(Provided passage)
- Opening Delimiter -
For the ultimate cool Yule
Ah, the holidays… when all good geek brains turn to thoughts of e-goodies and tech toys. Yes, it’s time for the annual round-up of my top tech gift ideas for you and yours, with items for all budgets and every tech lover on your gift list.
I led off late last year, with a post-holiday wrap-up of all the things Santa forgot or that people didn’t realize they (or others) might have wanted to find in their stocking or unwrap for Hanukkah. And, looking back, I see a number of things that tech lovers will still have on their list for this year.
Starting on the low and practical end, let’s start with power. I still think the flexible outlet options offered by PowerSquid will be vastly useful in many a household. But as we all get ready to wrestle with “batteries not included” and “batteries quickly exhausted,” one of the power options that’s new this year is something that I’ve been waiting for: pre-charged rechargeable batteries.
The usual suspects in the battery world have been working on my wish list this year and came out with AA and AAA batteries that not only can be recharged up to 1,000 times and can charge in 15 minutes with a high-speed charger, but that also come pre-charged in the package. This means that you no longer have to choose between rechargeable batteries and getting that gadget going the moment you step out of the store.
They go by various names: hybrid, pre-charged rechargeables, etc.… But the key here is that they merge the function of those pre-charged alkaline batteries we are still buying (and throwing away, for most of us) by the boatload with the more expensive and much longer lasting rechargeable. A 15-minute charger was a major step ahead for rechargeable batteries (and the environment) but taking inconvenience out of buying a rechargeable at the time you need instant power is a huge leap forward.
These are great companions for the new portable battery-powered device chargers, such as Energizer’s Energi to Go, (about $20) which generally take two AA batteries and can charge or operate a variety of cell phones, music players and other portable devices even while you’re far away from an outlet, without interrupting your use.
Solar, wind power goes portable
As long as we’re going a little green with our power technology, this is another great year for alternative power options for all that tech. The Solio solar charger (www.solio.com, about $100) is beginning to move from cutting edge wonder to mainstream usefulness, with connectors available for everything from your iPod to your cell phone and portable gaming device.
HYmini (www.hymini.com) is taking a page from BlueWater Wind but scaling things down to the portable technology level with a mini wind-powered charging device, as well as some solar options.
About the size of a small hand-held fan, the HYmini ($50, or $60 on sale now with its solar component) is designed to be taken on the road, where it can be attached to a bicycle handle for cycle-based GPS operation or rest atop a tent to collect the breeze and power your music player. These things are so hot the manufacturer’s direct sales site has sold out for the holiday season already.
- Closing Delimiter -
(Supplied entries)
- Opening Delimiter -
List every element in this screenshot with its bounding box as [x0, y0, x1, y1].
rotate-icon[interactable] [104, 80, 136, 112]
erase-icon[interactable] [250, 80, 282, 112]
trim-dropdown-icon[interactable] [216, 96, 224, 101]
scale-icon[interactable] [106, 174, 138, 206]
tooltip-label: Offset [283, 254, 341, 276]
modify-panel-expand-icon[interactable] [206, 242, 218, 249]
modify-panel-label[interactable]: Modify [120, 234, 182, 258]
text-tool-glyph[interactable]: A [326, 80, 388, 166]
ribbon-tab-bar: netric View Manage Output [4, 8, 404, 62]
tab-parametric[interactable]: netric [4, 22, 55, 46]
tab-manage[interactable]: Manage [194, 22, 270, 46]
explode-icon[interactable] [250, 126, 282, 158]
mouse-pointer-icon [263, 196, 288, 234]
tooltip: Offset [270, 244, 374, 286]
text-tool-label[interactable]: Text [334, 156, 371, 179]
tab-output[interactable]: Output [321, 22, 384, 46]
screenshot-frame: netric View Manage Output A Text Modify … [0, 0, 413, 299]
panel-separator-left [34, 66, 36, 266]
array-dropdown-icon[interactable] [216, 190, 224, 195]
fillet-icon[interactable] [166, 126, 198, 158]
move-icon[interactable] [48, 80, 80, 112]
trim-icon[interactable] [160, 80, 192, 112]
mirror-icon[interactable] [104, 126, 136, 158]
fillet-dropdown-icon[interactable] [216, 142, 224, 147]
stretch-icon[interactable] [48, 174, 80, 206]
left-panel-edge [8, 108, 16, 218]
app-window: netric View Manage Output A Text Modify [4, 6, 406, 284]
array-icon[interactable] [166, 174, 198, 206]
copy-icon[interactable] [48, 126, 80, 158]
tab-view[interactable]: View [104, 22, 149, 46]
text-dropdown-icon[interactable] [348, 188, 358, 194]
- Closing Delimiter -
(Problems to work on)
• a. Can you copy the gift guide word for word, between "About the size" and "holiday season already.", inclusive?
• b. Which products does the gift guide list with a price, and what price is given for each?

(Answer section)
• a.
About the size of a small hand-held fan, the HYmini ($50, or $60 on sale now with its solar component) is designed to be taken on the road, where it can be attached to a bicycle handle for cycle-based GPS operation or rest atop a tent to collect the breeze and power your music player. These things are so hot the manufacturer’s direct sales site has sold out for the holiday season already.

• b.
- Energizer's Energi to Go: about $20
- Solio solar charger: about $100
- HYmini: $50, or $60 on sale now with its solar component